Rewrite the lines of every entry below, replacing "colorbar-segment" with "colorbar-bin" wherever it occurs and changing nothing else. Do not include the pictures.

[start of DATA TO USE]

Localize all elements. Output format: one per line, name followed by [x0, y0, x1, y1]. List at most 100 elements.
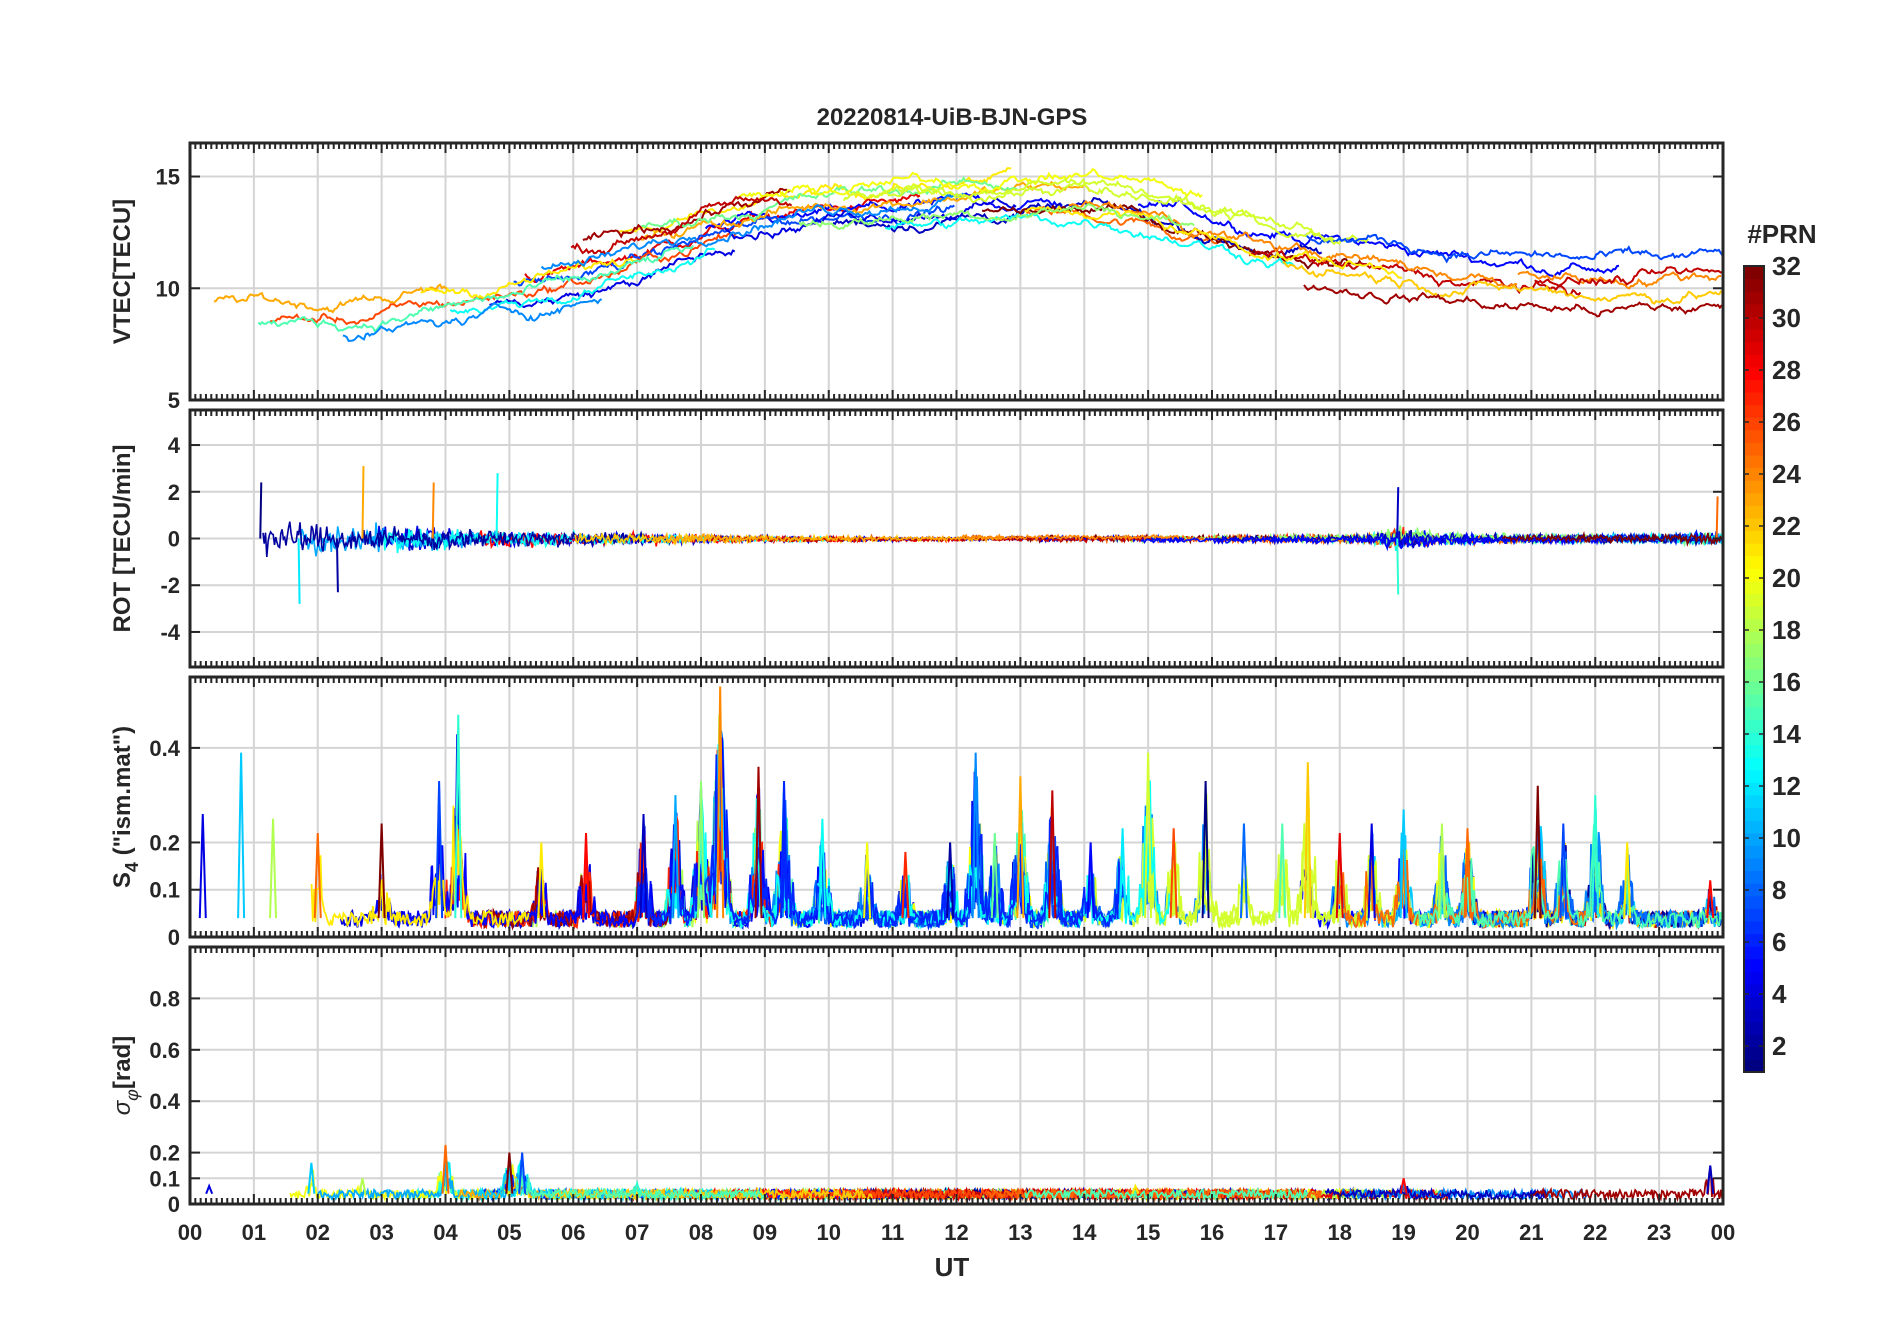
- y-label-main: S: [109, 872, 136, 888]
- colorbar-segment: [1744, 832, 1764, 846]
- rot-spike: [1715, 496, 1719, 539]
- s4-burst-peak: [1016, 776, 1025, 919]
- x-tick-label: 16: [1200, 1220, 1224, 1245]
- colorbar-segment: [1744, 1009, 1764, 1023]
- colorbar-segment: [1744, 1046, 1764, 1061]
- colorbar-tick-label: 2: [1772, 1031, 1786, 1061]
- colorbar-segment: [1744, 316, 1764, 330]
- vtec-series-prn-13: [884, 212, 1295, 269]
- s4-burst-peak: [1591, 795, 1600, 919]
- colorbar-tick-label: 12: [1772, 771, 1801, 801]
- y-tick-label: 5: [168, 388, 180, 413]
- rot-spike: [297, 538, 301, 604]
- sigma_phi-burst-peak: [1399, 1178, 1408, 1194]
- colorbar-segment: [1744, 656, 1764, 670]
- x-tick-label: 23: [1647, 1220, 1671, 1245]
- s4-burst-peak: [1463, 828, 1472, 919]
- rot-series-prn-23: [651, 531, 1005, 546]
- s4-burst-peak: [454, 714, 463, 919]
- colorbar-segment: [1744, 593, 1764, 607]
- s4-burst-peak: [990, 832, 999, 919]
- y-axis-label-vtec: VTEC[TECU]: [109, 199, 136, 344]
- vtec-series-prn-30: [1248, 247, 1582, 296]
- colorbar-segment: [1744, 744, 1764, 758]
- vtec-series-prn-7: [513, 204, 955, 287]
- y-tick-label: 15: [156, 165, 180, 190]
- colorbar-segment: [1744, 379, 1764, 393]
- s4-series-prn-21: [310, 805, 530, 929]
- s4-burst-peak: [1399, 809, 1408, 919]
- vtec-series-prn-21: [617, 167, 1012, 234]
- rot-spike: [1396, 538, 1400, 595]
- colorbar-tick-label: 18: [1772, 615, 1801, 645]
- colorbar-segment: [1744, 996, 1764, 1010]
- y-tick-label: -4: [160, 620, 180, 645]
- colorbar-segment: [1744, 920, 1764, 935]
- sigma_phi-burst-peak: [441, 1144, 450, 1194]
- sigma_phi-series-prn-3: [1324, 1184, 1549, 1201]
- x-tick-label: 11: [881, 1220, 904, 1245]
- colorbar-segment: [1744, 404, 1764, 418]
- colorbar-tick-label: 6: [1772, 927, 1786, 957]
- s4-burst-peak: [537, 842, 546, 919]
- y-tick-label: 4: [168, 433, 181, 458]
- colorbar-tick-label: 10: [1772, 823, 1801, 853]
- y-label-main: σ: [109, 1099, 136, 1115]
- s4-burst-peak: [780, 780, 789, 919]
- colorbar-segment: [1744, 517, 1764, 532]
- sigma_phi-burst-peak: [205, 1183, 214, 1195]
- sigma_phi-series-prn-15: [514, 1175, 766, 1203]
- s4-burst-peak: [1048, 790, 1057, 919]
- y-tick-label: 0.6: [149, 1038, 180, 1063]
- rot-series-prn-24: [959, 533, 1179, 542]
- colorbar-tick-label: 26: [1772, 407, 1801, 437]
- y-tick-label: -2: [160, 573, 180, 598]
- x-tick-label: 14: [1072, 1220, 1097, 1245]
- x-tick-label: 18: [1328, 1220, 1352, 1245]
- colorbar-segment: [1744, 1059, 1764, 1073]
- s4-burst-peak: [1335, 832, 1344, 919]
- colorbar-segment: [1744, 845, 1764, 859]
- s4-burst-peak: [754, 766, 763, 919]
- x-tick-label: 15: [1136, 1220, 1160, 1245]
- rot-series-prn-32: [1501, 530, 1723, 548]
- s4-burst-peak: [1118, 828, 1127, 919]
- vtec-series-prn-22: [1282, 261, 1723, 305]
- colorbar-segment: [1744, 946, 1764, 960]
- colorbar-segment: [1744, 580, 1764, 595]
- panel-sigma-phi: 00.10.2 0.4 0.6 0.8 σφ[rad]: [109, 945, 1725, 1217]
- x-tick-label: 10: [817, 1220, 841, 1245]
- x-tick-label: 01: [242, 1220, 266, 1245]
- x-tick-label: 08: [689, 1220, 713, 1245]
- series-group-rot: [259, 466, 1723, 604]
- colorbar-segment: [1744, 643, 1764, 658]
- vtec-series-prn-23: [213, 283, 449, 314]
- series-group-s4: [198, 686, 1723, 931]
- y-tick-label: 0.2: [149, 830, 180, 855]
- s4-burst-peak: [818, 818, 827, 919]
- x-tick-label: 06: [561, 1220, 585, 1245]
- chart-title: 20220814-UiB-BJN-GPS: [817, 104, 1088, 131]
- y-axis-label-s4: S4 ("ism.mat"): [109, 726, 142, 888]
- colorbar-segment: [1744, 555, 1764, 569]
- sigma_phi-burst-peak: [1706, 1165, 1715, 1194]
- s4-burst-peak: [697, 780, 705, 919]
- s4-burst-peak: [1706, 880, 1715, 919]
- s4-burst-peak: [1533, 785, 1542, 919]
- colorbar-segment: [1744, 606, 1764, 620]
- colorbar-segment: [1744, 1034, 1764, 1048]
- s4-burst-peak: [269, 818, 278, 919]
- colorbar-segment: [1744, 354, 1764, 368]
- colorbar-segment: [1744, 278, 1764, 292]
- y-tick-label: 0: [168, 925, 180, 950]
- s4-series-prn-6: [634, 712, 1121, 931]
- x-tick-label: 22: [1583, 1220, 1607, 1245]
- colorbar-segment: [1744, 669, 1764, 683]
- rot-spike: [259, 482, 263, 539]
- colorbar-segment: [1744, 366, 1764, 380]
- colorbar-tick-label: 20: [1772, 563, 1801, 593]
- y-tick-label: 0.1: [149, 1166, 180, 1191]
- colorbar-segment: [1744, 681, 1764, 695]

[end of DATA TO USE]

SOLUTION TO THIS PROBLEM
Localize all elements. Output format: one per line, name followed by [x0, y0, x1, y1]. List at most 100 elements.
- y-label-main: S: [109, 872, 136, 888]
- colorbar-bin: [1744, 832, 1764, 846]
- rot-spike: [1715, 496, 1719, 539]
- s4-burst-peak: [1016, 776, 1025, 919]
- x-tick-label: 16: [1200, 1220, 1224, 1245]
- colorbar-bin: [1744, 1009, 1764, 1023]
- colorbar-bin: [1744, 1046, 1764, 1061]
- colorbar-tick-label: 2: [1772, 1031, 1786, 1061]
- colorbar-bin: [1744, 316, 1764, 330]
- vtec-series-prn-13: [884, 212, 1295, 269]
- s4-burst-peak: [1591, 795, 1600, 919]
- colorbar-tick-label: 12: [1772, 771, 1801, 801]
- y-tick-label: 5: [168, 388, 180, 413]
- rot-spike: [297, 538, 301, 604]
- sigma_phi-burst-peak: [1399, 1178, 1408, 1194]
- colorbar-bin: [1744, 656, 1764, 670]
- x-tick-label: 23: [1647, 1220, 1671, 1245]
- s4-burst-peak: [1463, 828, 1472, 919]
- rot-series-prn-23: [651, 531, 1005, 546]
- s4-burst-peak: [454, 714, 463, 919]
- colorbar-bin: [1744, 593, 1764, 607]
- s4-burst-peak: [990, 832, 999, 919]
- y-axis-label-vtec: VTEC[TECU]: [109, 199, 136, 344]
- vtec-series-prn-30: [1248, 247, 1582, 296]
- colorbar-bin: [1744, 744, 1764, 758]
- vtec-series-prn-7: [513, 204, 955, 287]
- y-tick-label: 15: [156, 165, 180, 190]
- colorbar-bin: [1744, 379, 1764, 393]
- s4-series-prn-21: [310, 805, 530, 929]
- s4-burst-peak: [1399, 809, 1408, 919]
- vtec-series-prn-21: [617, 167, 1012, 234]
- rot-spike: [1396, 538, 1400, 595]
- colorbar-tick-label: 18: [1772, 615, 1801, 645]
- colorbar-bin: [1744, 996, 1764, 1010]
- y-tick-label: -4: [160, 620, 180, 645]
- colorbar-bin: [1744, 920, 1764, 935]
- sigma_phi-burst-peak: [441, 1144, 450, 1194]
- sigma_phi-series-prn-3: [1324, 1184, 1549, 1201]
- x-tick-label: 11: [881, 1220, 904, 1245]
- colorbar-bin: [1744, 404, 1764, 418]
- colorbar-tick-label: 6: [1772, 927, 1786, 957]
- s4-burst-peak: [537, 842, 546, 919]
- y-tick-label: 4: [168, 433, 181, 458]
- colorbar-tick-label: 10: [1772, 823, 1801, 853]
- y-label-main: σ: [109, 1099, 136, 1115]
- s4-burst-peak: [780, 780, 789, 919]
- colorbar-bin: [1744, 517, 1764, 532]
- sigma_phi-burst-peak: [205, 1183, 214, 1195]
- sigma_phi-series-prn-15: [514, 1175, 766, 1203]
- s4-burst-peak: [1048, 790, 1057, 919]
- y-tick-label: 0.6: [149, 1038, 180, 1063]
- rot-series-prn-24: [959, 533, 1179, 542]
- colorbar-tick-label: 26: [1772, 407, 1801, 437]
- y-tick-label: -2: [160, 573, 180, 598]
- x-tick-label: 14: [1072, 1220, 1097, 1245]
- x-tick-label: 18: [1328, 1220, 1352, 1245]
- colorbar-bin: [1744, 1059, 1764, 1073]
- s4-burst-peak: [1335, 832, 1344, 919]
- colorbar-bin: [1744, 845, 1764, 859]
- s4-burst-peak: [754, 766, 763, 919]
- x-tick-label: 15: [1136, 1220, 1160, 1245]
- rot-series-prn-32: [1501, 530, 1723, 548]
- s4-burst-peak: [1118, 828, 1127, 919]
- vtec-series-prn-22: [1282, 261, 1723, 305]
- colorbar-bin: [1744, 946, 1764, 960]
- colorbar-bin: [1744, 580, 1764, 595]
- panel-sigma-phi: 00.10.2 0.4 0.6 0.8 σφ[rad]: [109, 945, 1725, 1217]
- x-tick-label: 10: [817, 1220, 841, 1245]
- x-tick-label: 01: [242, 1220, 266, 1245]
- x-tick-label: 08: [689, 1220, 713, 1245]
- series-group-rot: [259, 466, 1723, 604]
- colorbar-bin: [1744, 643, 1764, 658]
- vtec-series-prn-23: [213, 283, 449, 314]
- series-group-s4: [198, 686, 1723, 931]
- y-tick-label: 0.2: [149, 830, 180, 855]
- s4-burst-peak: [818, 818, 827, 919]
- x-tick-label: 06: [561, 1220, 585, 1245]
- chart-title: 20220814-UiB-BJN-GPS: [817, 104, 1088, 131]
- y-axis-label-s4: S4 ("ism.mat"): [109, 726, 142, 888]
- colorbar-bin: [1744, 555, 1764, 569]
- sigma_phi-burst-peak: [1706, 1165, 1715, 1194]
- s4-burst-peak: [697, 780, 705, 919]
- s4-burst-peak: [1706, 880, 1715, 919]
- s4-burst-peak: [1533, 785, 1542, 919]
- colorbar-bin: [1744, 606, 1764, 620]
- colorbar-bin: [1744, 1034, 1764, 1048]
- s4-burst-peak: [269, 818, 278, 919]
- colorbar-bin: [1744, 354, 1764, 368]
- colorbar-bin: [1744, 278, 1764, 292]
- y-tick-label: 0: [168, 925, 180, 950]
- s4-series-prn-6: [634, 712, 1121, 931]
- x-tick-label: 22: [1583, 1220, 1607, 1245]
- colorbar-bin: [1744, 669, 1764, 683]
- rot-spike: [259, 482, 263, 539]
- colorbar-bin: [1744, 366, 1764, 380]
- colorbar-tick-label: 20: [1772, 563, 1801, 593]
- y-tick-label: 0.1: [149, 1166, 180, 1191]
- colorbar-bin: [1744, 681, 1764, 695]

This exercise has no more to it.